BEGIN SUPPLIED ENTRIES

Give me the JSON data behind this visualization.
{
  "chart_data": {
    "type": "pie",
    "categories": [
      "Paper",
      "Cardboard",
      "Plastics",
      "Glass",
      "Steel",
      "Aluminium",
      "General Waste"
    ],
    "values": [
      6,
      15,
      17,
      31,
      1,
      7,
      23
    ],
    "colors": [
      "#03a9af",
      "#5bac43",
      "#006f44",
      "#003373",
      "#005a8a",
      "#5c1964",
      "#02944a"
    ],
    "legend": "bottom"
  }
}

END SUPPLIED ENTRIES

Return every entry verbatim.

Give me the JSON data behind this visualization.
{
  "chart_data": {
    "type": "pie",
    "categories": [
      "Paper",
      "Cardboard",
      "Plastics",
      "Glass",
      "Steel",
      "Aluminium",
      "General Waste"
    ],
    "values": [
      6,
      15,
      17,
      31,
      1,
      7,
      23
    ],
    "colors": [
      "#03a9af",
      "#5bac43",
      "#006f44",
      "#003373",
      "#005a8a",
      "#5c1964",
      "#02944a"
    ],
    "legend": "bottom"
  }
}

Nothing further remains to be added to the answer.